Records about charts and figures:
——————————
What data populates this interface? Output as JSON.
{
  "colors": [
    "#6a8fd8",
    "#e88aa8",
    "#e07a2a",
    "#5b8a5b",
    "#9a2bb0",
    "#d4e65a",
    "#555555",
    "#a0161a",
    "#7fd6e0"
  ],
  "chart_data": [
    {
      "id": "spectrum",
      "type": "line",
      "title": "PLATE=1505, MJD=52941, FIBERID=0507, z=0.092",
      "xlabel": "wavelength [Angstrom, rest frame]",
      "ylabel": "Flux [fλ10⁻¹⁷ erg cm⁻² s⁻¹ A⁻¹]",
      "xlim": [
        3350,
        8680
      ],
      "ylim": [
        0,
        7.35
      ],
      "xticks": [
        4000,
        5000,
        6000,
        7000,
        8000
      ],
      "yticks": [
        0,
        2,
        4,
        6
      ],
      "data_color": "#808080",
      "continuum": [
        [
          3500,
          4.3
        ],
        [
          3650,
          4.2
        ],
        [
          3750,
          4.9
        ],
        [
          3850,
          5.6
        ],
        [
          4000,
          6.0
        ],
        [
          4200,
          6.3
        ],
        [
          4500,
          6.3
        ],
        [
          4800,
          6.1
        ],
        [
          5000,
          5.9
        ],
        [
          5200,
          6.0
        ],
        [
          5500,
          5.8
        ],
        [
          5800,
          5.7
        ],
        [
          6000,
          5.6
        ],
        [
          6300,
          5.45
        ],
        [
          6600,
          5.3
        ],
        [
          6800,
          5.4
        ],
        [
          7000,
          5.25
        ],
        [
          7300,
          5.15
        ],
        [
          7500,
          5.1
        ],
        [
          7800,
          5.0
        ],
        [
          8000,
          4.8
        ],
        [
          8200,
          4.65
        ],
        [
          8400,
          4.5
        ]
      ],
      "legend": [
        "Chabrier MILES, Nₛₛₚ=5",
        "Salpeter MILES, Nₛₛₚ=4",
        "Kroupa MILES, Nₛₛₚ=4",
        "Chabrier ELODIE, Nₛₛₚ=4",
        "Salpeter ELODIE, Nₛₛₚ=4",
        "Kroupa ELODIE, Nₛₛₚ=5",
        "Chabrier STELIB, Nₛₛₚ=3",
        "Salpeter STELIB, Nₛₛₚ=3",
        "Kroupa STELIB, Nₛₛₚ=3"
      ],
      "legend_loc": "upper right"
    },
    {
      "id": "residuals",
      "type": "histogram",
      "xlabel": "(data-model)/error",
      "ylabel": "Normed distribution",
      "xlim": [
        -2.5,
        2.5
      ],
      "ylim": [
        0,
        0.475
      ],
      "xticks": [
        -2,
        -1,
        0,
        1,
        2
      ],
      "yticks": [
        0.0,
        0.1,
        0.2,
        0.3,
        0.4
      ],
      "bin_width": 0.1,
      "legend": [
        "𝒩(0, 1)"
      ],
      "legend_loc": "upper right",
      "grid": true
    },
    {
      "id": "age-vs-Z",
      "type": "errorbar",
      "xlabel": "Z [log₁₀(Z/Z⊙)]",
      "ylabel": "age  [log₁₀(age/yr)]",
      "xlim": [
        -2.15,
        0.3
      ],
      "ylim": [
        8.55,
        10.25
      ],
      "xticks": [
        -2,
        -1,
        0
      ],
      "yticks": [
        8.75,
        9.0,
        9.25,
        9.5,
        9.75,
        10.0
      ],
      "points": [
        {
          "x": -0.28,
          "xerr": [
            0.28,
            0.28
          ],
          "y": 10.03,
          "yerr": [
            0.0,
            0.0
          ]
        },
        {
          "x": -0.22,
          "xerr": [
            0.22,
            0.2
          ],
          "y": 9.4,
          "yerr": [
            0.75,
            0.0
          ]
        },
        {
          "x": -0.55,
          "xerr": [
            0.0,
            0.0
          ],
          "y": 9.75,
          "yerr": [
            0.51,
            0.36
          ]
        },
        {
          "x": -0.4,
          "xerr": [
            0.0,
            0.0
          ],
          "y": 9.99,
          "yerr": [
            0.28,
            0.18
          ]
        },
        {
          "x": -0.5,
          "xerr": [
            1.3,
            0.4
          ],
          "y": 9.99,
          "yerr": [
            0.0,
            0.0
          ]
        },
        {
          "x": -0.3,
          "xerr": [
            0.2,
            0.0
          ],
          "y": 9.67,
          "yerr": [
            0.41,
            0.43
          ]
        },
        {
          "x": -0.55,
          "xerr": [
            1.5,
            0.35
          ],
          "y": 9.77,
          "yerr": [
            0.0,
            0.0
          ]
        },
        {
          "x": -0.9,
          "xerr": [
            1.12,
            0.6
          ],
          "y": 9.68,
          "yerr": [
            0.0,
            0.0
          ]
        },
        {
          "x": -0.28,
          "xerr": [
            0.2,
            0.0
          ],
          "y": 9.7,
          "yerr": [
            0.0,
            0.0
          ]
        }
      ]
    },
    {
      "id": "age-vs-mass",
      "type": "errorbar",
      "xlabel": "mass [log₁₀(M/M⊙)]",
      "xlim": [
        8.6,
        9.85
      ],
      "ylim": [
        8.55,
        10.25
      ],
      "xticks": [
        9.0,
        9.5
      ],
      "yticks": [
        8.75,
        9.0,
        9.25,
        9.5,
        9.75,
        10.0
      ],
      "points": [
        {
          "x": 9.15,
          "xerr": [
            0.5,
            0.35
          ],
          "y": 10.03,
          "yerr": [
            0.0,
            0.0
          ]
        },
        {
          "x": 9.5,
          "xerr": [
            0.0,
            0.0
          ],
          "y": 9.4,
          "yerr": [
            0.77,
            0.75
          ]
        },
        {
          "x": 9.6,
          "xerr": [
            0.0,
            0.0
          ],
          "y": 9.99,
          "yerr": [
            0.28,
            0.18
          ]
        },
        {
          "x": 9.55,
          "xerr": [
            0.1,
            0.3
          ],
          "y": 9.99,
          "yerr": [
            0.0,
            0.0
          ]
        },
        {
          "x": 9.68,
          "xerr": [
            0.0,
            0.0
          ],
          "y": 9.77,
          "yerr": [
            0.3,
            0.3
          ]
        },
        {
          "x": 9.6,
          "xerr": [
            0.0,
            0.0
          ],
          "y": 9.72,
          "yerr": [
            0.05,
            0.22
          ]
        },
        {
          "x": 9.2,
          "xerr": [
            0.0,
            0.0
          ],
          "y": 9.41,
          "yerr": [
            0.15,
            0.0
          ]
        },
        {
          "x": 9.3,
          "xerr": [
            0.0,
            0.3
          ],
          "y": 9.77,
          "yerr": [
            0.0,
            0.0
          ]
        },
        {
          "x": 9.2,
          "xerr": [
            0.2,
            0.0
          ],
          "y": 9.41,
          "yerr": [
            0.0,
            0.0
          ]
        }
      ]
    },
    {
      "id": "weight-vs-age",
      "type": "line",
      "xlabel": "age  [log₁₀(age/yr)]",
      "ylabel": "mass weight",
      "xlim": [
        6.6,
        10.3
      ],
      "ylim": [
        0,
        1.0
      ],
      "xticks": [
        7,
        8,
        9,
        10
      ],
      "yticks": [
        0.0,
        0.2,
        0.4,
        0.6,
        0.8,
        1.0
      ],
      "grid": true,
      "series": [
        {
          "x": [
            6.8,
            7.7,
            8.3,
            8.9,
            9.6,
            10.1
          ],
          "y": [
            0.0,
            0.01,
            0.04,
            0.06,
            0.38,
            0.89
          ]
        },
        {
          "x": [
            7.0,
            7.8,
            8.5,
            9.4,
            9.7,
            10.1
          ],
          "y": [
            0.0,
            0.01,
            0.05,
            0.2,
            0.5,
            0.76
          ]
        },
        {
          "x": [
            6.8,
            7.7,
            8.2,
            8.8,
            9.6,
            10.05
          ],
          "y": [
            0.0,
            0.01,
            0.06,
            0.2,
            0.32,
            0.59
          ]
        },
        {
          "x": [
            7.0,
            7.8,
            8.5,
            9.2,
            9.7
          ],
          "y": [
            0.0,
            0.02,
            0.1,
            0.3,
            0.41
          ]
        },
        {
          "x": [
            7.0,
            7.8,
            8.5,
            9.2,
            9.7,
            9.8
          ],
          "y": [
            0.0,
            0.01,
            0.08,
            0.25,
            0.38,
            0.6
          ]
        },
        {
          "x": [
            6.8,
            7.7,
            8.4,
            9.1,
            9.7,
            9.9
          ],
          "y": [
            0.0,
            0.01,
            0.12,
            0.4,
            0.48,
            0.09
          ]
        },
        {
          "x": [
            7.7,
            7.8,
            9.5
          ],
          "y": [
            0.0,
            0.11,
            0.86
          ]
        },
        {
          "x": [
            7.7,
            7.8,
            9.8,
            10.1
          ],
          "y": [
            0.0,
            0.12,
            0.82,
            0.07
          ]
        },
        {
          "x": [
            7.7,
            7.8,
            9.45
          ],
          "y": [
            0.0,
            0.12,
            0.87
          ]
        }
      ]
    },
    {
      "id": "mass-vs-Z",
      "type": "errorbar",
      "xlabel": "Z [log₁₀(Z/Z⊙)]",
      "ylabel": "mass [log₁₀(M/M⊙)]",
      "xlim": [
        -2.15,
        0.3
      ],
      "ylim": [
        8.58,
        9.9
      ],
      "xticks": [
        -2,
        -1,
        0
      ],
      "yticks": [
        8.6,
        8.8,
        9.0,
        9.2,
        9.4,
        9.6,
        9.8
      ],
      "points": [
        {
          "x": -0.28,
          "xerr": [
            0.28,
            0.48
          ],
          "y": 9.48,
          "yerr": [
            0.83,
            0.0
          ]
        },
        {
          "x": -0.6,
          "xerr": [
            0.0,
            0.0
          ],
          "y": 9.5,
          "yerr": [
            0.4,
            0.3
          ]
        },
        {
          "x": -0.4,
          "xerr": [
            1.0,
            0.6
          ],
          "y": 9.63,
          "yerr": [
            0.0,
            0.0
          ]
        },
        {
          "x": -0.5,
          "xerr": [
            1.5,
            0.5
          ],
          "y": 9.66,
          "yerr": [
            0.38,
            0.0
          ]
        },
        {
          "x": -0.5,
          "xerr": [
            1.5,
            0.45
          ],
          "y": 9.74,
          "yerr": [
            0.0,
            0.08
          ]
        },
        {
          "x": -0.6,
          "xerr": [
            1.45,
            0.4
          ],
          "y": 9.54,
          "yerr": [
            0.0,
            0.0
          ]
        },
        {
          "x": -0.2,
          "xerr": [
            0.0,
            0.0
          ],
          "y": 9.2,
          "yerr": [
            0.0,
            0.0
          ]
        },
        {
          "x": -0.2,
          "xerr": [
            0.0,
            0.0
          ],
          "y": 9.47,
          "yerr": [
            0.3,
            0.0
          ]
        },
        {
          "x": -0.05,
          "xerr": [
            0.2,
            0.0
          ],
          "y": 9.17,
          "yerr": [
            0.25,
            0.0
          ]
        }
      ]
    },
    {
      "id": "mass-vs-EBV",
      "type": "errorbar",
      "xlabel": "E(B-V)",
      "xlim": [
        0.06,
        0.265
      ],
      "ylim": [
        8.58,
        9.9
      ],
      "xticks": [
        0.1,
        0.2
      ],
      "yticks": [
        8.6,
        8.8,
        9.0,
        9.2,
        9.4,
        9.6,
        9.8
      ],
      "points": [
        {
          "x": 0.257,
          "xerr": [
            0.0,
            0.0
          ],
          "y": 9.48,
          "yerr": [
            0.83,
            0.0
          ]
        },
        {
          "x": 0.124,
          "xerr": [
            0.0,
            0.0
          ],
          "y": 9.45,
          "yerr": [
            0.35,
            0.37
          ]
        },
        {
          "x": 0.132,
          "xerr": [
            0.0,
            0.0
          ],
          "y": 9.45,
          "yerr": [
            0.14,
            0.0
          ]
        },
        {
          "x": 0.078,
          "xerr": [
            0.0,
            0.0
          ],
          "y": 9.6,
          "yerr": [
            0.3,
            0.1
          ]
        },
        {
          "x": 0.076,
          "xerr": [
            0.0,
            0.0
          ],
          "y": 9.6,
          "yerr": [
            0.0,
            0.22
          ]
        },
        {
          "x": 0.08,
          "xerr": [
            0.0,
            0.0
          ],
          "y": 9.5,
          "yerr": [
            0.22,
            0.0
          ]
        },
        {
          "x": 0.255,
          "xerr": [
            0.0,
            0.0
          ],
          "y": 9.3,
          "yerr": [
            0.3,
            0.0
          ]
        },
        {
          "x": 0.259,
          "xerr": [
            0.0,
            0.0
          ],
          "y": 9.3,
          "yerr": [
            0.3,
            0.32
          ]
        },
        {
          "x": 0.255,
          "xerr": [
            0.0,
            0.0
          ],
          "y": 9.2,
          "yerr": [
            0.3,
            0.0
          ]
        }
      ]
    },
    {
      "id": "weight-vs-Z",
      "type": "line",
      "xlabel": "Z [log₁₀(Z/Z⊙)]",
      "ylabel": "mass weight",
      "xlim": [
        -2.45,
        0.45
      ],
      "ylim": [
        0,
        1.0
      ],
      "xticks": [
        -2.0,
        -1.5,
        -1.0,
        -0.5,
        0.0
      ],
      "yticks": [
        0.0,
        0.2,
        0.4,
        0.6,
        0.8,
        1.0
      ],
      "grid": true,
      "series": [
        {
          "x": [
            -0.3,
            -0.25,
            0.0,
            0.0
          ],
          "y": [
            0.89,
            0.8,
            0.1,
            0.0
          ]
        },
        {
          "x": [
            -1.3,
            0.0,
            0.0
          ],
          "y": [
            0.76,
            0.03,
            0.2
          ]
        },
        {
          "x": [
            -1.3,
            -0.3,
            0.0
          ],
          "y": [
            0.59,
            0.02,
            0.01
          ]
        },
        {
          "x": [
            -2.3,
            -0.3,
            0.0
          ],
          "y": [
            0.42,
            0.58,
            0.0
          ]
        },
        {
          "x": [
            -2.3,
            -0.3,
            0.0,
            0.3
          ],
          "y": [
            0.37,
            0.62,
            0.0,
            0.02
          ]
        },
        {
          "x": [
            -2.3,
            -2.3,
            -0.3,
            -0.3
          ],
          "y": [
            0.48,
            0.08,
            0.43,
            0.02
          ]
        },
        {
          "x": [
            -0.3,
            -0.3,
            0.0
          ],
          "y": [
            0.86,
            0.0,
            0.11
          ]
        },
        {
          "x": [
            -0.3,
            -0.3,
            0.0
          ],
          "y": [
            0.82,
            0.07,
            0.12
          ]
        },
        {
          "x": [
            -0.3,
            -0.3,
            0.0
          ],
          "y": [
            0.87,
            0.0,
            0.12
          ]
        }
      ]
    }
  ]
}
——————————
▶ **Stated exercise**: All lines of the data above that include the word "Kroupa" must be shown.

▶ **Written response**:
        "Kroupa MILES, Nₛₛₚ=4",
        "Kroupa ELODIE, Nₛₛₚ=5",
        "Kroupa STELIB, Nₛₛₚ=3"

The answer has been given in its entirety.